Problem requirements: Select the lines below containing the word "title".
::: Data supplied
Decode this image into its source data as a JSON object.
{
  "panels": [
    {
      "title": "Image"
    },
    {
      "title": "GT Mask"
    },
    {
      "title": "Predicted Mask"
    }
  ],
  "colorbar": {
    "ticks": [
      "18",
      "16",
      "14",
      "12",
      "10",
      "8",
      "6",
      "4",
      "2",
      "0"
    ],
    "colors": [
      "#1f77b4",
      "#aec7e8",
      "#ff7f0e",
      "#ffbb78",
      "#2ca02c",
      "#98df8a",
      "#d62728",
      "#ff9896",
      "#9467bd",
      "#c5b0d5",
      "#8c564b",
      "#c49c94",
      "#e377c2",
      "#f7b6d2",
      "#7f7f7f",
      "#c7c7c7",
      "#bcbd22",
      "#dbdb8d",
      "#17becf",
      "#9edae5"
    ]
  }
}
::::::
Problem solution:
      "title": "Image"
      "title": "GT Mask"
      "title": "Predicted Mask"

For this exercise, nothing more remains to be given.